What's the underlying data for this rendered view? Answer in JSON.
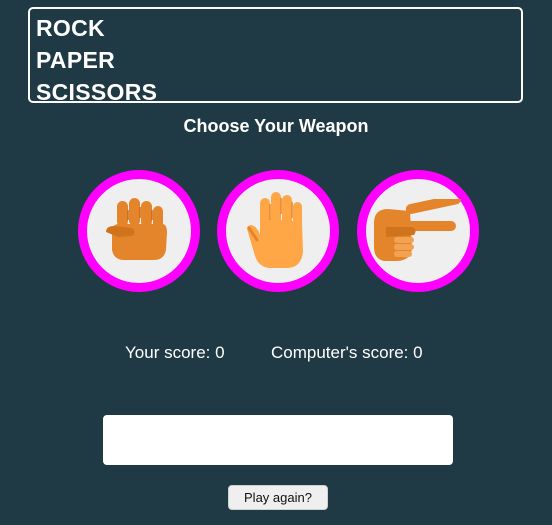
{
  "title": {
    "lines": [
      "ROCK",
      "PAPER",
      "SCISSORS"
    ]
  },
  "subtitle": "Choose Your Weapon",
  "weapons": [
    {
      "name": "rock",
      "icon": "rock-fist-icon"
    },
    {
      "name": "paper",
      "icon": "paper-hand-icon"
    },
    {
      "name": "scissors",
      "icon": "scissors-hand-icon"
    }
  ],
  "scores": {
    "player_label": "Your score:",
    "player_value": "0",
    "computer_label": "Computer's score:",
    "computer_value": "0"
  },
  "result": "",
  "play_again_label": "Play again?",
  "colors": {
    "background": "#203a45",
    "weapon_border": "#ff00ff",
    "weapon_fill": "#efefef",
    "rock_skin": "#e5852b",
    "paper_skin": "#ffa646",
    "scissors_skin": "#e5852b"
  }
}
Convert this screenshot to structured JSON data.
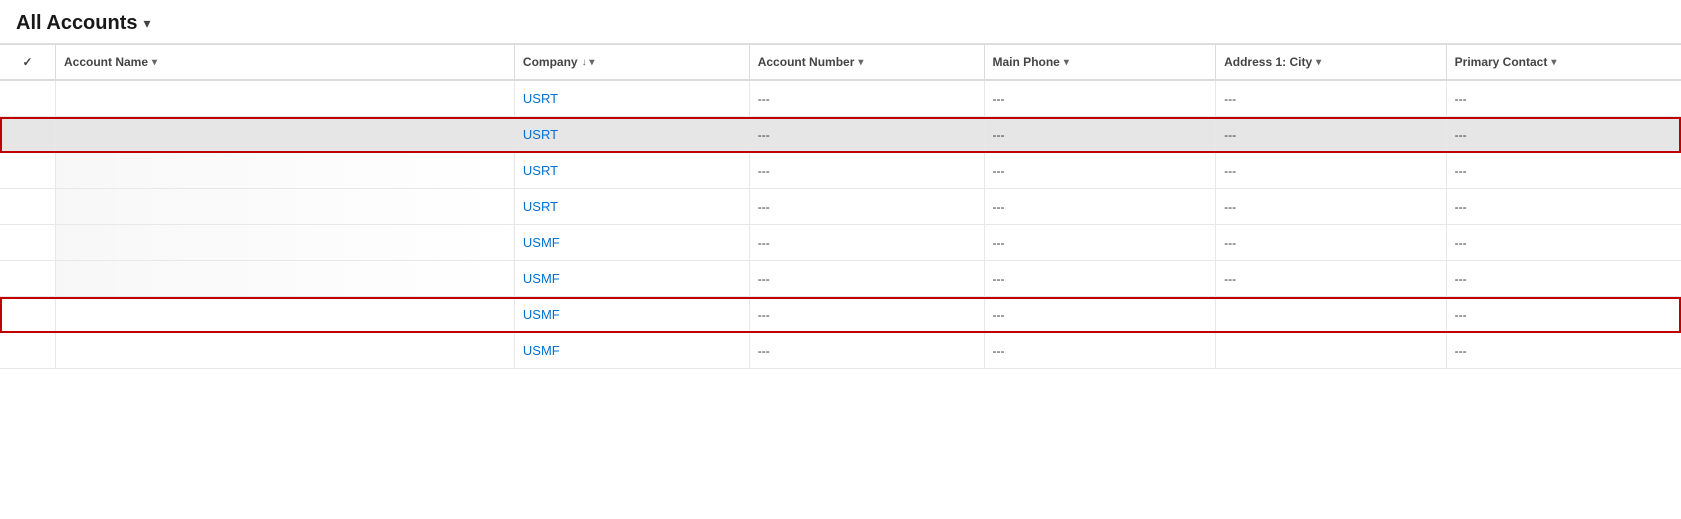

- - -

WHAT YOU WILL DO: Make an exact copy of the whole listing, but don't bring over any pictures.

TASK RESPONSE:
What's the underlying data for this rendered view? Answer in JSON.
{
  "title": {
    "lines": [
      "ROCK",
      "PAPER",
      "SCISSORS"
    ]
  },
  "subtitle": "Choose Your Weapon",
  "weapons": [
    {
      "name": "rock",
      "icon": "rock-fist-icon"
    },
    {
      "name": "paper",
      "icon": "paper-hand-icon"
    },
    {
      "name": "scissors",
      "icon": "scissors-hand-icon"
    }
  ],
  "scores": {
    "player_label": "Your score:",
    "player_value": "0",
    "computer_label": "Computer's score:",
    "computer_value": "0"
  },
  "result": "",
  "play_again_label": "Play again?",
  "colors": {
    "background": "#203a45",
    "weapon_border": "#ff00ff",
    "weapon_fill": "#efefef",
    "rock_skin": "#e5852b",
    "paper_skin": "#ffa646",
    "scissors_skin": "#e5852b"
  }
}
Convert this screenshot to structured JSON data.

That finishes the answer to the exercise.